▶ _TASK TO COMPLETE_: Copy out the listing exactly.

▶ _TASK INPUTS_:

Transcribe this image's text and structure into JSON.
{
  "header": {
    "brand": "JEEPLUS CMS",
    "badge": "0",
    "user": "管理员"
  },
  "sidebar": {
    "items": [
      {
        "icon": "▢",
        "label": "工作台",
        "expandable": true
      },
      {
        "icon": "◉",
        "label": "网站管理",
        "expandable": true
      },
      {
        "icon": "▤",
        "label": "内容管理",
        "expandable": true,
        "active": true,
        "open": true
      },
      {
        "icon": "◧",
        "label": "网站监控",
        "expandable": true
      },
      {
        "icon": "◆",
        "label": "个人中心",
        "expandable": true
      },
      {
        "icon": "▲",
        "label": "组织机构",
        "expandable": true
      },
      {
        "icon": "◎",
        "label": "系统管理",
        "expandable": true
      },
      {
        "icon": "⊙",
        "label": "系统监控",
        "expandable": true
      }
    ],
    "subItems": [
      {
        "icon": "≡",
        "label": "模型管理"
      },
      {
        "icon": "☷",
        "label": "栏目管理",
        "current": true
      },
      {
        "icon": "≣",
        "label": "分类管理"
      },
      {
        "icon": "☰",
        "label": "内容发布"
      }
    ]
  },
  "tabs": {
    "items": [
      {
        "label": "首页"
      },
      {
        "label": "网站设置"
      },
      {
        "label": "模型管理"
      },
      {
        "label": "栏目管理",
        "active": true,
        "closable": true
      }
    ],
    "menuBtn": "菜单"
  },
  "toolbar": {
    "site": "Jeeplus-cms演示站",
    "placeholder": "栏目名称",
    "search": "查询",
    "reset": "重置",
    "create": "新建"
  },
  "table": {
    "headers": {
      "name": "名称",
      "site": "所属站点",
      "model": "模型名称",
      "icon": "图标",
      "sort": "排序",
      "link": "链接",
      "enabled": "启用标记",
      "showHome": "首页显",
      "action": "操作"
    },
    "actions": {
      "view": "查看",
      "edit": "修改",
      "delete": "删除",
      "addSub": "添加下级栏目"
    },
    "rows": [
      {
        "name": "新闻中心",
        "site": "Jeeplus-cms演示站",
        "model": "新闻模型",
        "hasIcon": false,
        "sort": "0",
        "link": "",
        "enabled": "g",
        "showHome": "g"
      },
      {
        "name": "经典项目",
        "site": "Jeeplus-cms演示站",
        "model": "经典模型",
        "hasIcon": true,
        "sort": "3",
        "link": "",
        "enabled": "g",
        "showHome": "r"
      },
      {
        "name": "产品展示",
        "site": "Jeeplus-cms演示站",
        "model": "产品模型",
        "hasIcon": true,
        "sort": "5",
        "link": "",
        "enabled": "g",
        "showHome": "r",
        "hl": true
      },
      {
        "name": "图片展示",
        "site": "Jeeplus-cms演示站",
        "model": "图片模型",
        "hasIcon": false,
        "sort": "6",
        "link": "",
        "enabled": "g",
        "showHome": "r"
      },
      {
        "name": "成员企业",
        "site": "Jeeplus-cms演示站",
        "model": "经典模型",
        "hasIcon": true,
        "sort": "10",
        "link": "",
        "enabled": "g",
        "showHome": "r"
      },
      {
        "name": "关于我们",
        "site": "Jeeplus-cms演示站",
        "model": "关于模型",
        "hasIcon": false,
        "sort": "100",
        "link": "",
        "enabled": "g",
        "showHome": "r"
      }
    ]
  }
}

▶ _RESPONSE BELOW_:
Transcribe this image's text and structure into JSON.
{
  "header": {
    "brand": "JEEPLUS CMS",
    "badge": "0",
    "user": "管理员"
  },
  "sidebar": {
    "items": [
      {
        "icon": "▢",
        "label": "工作台",
        "expandable": true
      },
      {
        "icon": "◉",
        "label": "网站管理",
        "expandable": true
      },
      {
        "icon": "▤",
        "label": "内容管理",
        "expandable": true,
        "active": true,
        "open": true
      },
      {
        "icon": "◧",
        "label": "网站监控",
        "expandable": true
      },
      {
        "icon": "◆",
        "label": "个人中心",
        "expandable": true
      },
      {
        "icon": "▲",
        "label": "组织机构",
        "expandable": true
      },
      {
        "icon": "◎",
        "label": "系统管理",
        "expandable": true
      },
      {
        "icon": "⊙",
        "label": "系统监控",
        "expandable": true
      }
    ],
    "subItems": [
      {
        "icon": "≡",
        "label": "模型管理"
      },
      {
        "icon": "☷",
        "label": "栏目管理",
        "current": true
      },
      {
        "icon": "≣",
        "label": "分类管理"
      },
      {
        "icon": "☰",
        "label": "内容发布"
      }
    ]
  },
  "tabs": {
    "items": [
      {
        "label": "首页"
      },
      {
        "label": "网站设置"
      },
      {
        "label": "模型管理"
      },
      {
        "label": "栏目管理",
        "active": true,
        "closable": true
      }
    ],
    "menuBtn": "菜单"
  },
  "toolbar": {
    "site": "Jeeplus-cms演示站",
    "placeholder": "栏目名称",
    "search": "查询",
    "reset": "重置",
    "create": "新建"
  },
  "table": {
    "headers": {
      "name": "名称",
      "site": "所属站点",
      "model": "模型名称",
      "icon": "图标",
      "sort": "排序",
      "link": "链接",
      "enabled": "启用标记",
      "showHome": "首页显",
      "action": "操作"
    },
    "actions": {
      "view": "查看",
      "edit": "修改",
      "delete": "删除",
      "addSub": "添加下级栏目"
    },
    "rows": [
      {
        "name": "新闻中心",
        "site": "Jeeplus-cms演示站",
        "model": "新闻模型",
        "hasIcon": false,
        "sort": "0",
        "link": "",
        "enabled": "g",
        "showHome": "g"
      },
      {
        "name": "经典项目",
        "site": "Jeeplus-cms演示站",
        "model": "经典模型",
        "hasIcon": true,
        "sort": "3",
        "link": "",
        "enabled": "g",
        "showHome": "r"
      },
      {
        "name": "产品展示",
        "site": "Jeeplus-cms演示站",
        "model": "产品模型",
        "hasIcon": true,
        "sort": "5",
        "link": "",
        "enabled": "g",
        "showHome": "r",
        "hl": true
      },
      {
        "name": "图片展示",
        "site": "Jeeplus-cms演示站",
        "model": "图片模型",
        "hasIcon": false,
        "sort": "6",
        "link": "",
        "enabled": "g",
        "showHome": "r"
      },
      {
        "name": "成员企业",
        "site": "Jeeplus-cms演示站",
        "model": "经典模型",
        "hasIcon": true,
        "sort": "10",
        "link": "",
        "enabled": "g",
        "showHome": "r"
      },
      {
        "name": "关于我们",
        "site": "Jeeplus-cms演示站",
        "model": "关于模型",
        "hasIcon": false,
        "sort": "100",
        "link": "",
        "enabled": "g",
        "showHome": "r"
      }
    ]
  }
}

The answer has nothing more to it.